**PROBLEM DESCRIPTION**
Go through the data below and gather each line containing "смещение".

**SUPPLIED RECORDS**
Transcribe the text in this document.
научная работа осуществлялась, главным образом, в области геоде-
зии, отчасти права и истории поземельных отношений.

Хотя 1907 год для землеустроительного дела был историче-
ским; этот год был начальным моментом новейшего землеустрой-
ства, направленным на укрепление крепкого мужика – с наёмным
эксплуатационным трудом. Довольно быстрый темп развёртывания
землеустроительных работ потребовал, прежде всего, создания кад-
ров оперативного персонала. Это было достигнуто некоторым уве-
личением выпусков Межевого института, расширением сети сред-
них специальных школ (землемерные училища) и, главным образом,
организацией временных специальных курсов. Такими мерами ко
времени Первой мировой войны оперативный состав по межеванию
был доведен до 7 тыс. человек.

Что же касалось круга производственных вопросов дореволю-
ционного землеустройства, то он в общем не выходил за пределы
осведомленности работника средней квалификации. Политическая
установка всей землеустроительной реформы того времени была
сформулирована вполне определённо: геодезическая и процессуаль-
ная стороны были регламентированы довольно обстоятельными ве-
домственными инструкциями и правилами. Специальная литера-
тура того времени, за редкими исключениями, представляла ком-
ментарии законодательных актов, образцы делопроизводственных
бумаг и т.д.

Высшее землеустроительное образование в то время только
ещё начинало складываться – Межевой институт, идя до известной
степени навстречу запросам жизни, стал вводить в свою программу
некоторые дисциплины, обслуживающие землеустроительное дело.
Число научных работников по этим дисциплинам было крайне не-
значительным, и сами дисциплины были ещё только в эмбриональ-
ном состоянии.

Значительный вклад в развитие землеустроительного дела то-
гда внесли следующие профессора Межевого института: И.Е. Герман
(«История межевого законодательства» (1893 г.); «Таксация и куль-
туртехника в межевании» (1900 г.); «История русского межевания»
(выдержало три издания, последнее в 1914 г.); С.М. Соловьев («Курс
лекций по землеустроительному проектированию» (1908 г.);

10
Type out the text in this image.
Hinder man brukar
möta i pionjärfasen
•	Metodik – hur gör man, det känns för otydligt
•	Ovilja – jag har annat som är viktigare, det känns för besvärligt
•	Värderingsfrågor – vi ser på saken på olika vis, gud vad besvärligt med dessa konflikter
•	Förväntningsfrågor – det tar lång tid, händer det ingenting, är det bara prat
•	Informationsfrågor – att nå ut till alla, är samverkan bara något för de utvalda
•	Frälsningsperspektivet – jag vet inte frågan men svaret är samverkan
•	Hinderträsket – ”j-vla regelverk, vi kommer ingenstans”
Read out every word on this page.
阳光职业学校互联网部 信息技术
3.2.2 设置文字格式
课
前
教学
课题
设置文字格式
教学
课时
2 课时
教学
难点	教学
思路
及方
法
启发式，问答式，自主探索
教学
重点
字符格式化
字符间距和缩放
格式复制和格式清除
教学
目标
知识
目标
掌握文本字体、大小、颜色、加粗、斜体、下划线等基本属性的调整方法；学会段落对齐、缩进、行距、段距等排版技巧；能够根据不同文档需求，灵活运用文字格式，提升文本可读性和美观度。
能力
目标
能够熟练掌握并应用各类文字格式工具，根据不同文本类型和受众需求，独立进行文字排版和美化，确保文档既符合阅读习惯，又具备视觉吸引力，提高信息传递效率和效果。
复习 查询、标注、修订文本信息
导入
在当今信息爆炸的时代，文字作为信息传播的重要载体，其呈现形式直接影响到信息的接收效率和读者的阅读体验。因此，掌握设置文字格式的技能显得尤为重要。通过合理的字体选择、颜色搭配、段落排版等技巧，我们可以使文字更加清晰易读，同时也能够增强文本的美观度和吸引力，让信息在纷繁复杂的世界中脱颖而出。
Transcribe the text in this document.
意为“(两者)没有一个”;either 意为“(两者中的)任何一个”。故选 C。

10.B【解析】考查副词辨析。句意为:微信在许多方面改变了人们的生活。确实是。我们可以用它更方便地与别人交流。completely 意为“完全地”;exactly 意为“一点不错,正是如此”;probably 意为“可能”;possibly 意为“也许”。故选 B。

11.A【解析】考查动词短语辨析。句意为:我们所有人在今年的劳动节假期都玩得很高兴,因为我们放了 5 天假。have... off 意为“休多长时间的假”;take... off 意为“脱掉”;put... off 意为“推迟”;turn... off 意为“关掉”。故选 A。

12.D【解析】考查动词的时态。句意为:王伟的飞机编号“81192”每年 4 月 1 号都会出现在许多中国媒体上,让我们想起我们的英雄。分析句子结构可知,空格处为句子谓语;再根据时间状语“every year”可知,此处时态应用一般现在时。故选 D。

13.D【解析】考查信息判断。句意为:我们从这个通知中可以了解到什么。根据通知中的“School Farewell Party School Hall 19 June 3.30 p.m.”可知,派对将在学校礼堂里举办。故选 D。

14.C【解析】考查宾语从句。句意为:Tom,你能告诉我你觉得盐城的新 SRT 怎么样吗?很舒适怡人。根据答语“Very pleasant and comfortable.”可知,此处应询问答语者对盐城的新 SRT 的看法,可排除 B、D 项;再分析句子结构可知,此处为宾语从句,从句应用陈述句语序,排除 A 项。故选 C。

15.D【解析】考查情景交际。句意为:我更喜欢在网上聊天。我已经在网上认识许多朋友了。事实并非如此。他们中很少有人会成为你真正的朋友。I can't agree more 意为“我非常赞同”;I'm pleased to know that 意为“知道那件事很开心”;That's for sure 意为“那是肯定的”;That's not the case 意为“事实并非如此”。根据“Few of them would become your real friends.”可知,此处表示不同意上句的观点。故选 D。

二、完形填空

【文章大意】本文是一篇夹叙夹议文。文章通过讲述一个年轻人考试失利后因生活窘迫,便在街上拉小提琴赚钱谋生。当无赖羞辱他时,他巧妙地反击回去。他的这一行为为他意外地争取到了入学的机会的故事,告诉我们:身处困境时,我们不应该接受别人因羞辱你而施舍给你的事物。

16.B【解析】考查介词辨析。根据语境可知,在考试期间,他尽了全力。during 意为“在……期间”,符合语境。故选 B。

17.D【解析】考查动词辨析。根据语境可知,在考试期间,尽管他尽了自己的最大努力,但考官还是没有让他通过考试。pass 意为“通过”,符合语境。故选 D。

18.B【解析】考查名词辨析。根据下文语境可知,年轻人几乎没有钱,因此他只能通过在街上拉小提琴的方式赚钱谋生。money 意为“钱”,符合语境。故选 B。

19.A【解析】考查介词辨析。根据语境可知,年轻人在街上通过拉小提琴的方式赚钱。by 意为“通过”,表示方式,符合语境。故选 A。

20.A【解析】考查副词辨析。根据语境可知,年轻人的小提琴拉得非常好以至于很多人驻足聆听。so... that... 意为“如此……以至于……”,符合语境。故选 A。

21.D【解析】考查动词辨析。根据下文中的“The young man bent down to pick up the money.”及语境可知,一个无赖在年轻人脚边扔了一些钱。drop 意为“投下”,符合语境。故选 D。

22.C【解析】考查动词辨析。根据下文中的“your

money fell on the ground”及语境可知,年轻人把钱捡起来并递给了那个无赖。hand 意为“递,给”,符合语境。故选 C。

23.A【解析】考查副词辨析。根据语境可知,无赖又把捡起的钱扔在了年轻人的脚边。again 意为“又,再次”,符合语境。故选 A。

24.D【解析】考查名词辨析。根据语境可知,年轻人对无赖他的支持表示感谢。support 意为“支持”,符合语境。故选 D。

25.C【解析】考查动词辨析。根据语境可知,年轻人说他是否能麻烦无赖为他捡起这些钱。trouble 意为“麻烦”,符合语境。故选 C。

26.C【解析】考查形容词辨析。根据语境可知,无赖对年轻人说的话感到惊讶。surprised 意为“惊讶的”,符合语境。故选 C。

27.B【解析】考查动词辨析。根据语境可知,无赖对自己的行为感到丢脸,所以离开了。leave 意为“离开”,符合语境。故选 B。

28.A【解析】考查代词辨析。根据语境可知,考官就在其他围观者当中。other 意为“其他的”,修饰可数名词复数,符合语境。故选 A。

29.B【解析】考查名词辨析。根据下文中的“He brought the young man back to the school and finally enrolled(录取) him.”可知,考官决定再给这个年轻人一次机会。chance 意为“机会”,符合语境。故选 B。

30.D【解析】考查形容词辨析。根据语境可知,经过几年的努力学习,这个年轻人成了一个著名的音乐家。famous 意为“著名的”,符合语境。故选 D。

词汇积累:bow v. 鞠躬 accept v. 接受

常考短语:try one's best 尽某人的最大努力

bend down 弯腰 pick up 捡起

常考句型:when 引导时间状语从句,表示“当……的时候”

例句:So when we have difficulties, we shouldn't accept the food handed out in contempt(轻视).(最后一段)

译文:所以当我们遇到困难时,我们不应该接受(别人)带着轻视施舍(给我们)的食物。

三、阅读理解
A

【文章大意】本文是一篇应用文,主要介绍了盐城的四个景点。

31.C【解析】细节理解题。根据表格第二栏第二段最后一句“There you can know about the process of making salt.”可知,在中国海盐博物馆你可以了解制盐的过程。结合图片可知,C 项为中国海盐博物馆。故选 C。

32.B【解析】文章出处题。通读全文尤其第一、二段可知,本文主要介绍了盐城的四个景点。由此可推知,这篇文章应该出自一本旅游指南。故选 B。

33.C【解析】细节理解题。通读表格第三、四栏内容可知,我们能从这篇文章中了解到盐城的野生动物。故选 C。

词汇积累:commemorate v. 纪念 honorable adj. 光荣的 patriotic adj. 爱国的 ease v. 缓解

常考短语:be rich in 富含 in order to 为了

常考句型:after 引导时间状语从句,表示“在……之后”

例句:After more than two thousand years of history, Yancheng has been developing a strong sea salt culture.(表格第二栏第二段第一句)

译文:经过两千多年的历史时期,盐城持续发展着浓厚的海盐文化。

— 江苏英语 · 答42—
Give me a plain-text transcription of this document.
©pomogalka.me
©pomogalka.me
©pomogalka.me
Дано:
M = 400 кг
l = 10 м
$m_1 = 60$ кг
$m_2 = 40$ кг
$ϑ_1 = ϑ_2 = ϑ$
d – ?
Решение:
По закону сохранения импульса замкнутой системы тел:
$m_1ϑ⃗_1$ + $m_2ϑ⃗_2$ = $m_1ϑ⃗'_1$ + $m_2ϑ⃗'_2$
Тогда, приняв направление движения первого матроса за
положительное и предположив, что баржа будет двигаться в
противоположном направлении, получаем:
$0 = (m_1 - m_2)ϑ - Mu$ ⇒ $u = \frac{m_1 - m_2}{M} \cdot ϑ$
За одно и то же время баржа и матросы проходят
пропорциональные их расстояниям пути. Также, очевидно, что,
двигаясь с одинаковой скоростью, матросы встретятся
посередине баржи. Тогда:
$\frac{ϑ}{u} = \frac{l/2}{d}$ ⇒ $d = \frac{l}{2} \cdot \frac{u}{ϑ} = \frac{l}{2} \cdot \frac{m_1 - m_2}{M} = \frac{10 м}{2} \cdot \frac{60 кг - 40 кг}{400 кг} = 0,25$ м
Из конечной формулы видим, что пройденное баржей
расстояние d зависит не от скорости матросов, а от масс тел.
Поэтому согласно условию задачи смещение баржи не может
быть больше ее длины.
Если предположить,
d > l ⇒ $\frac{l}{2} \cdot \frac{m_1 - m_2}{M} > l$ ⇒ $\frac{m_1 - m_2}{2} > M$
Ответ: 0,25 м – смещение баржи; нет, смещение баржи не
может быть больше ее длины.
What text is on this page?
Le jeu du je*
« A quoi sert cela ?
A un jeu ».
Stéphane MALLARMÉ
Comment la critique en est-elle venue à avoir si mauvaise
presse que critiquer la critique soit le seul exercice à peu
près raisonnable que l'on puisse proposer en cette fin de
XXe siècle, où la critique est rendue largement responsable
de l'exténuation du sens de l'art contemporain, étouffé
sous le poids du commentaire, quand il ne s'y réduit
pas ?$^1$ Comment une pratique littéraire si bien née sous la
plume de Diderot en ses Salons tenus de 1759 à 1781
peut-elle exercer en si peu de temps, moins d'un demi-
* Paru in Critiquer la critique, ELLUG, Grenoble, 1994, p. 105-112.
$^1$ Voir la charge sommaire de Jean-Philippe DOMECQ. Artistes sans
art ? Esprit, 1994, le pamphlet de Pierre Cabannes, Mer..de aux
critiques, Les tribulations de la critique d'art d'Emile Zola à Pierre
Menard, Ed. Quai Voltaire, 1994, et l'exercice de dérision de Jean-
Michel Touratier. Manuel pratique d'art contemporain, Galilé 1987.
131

**WORKED SOLUTION**
Поэтому согласно условию задачи смещение баржи не может
Ответ: 0,25 м – смещение баржи; нет, смещение баржи не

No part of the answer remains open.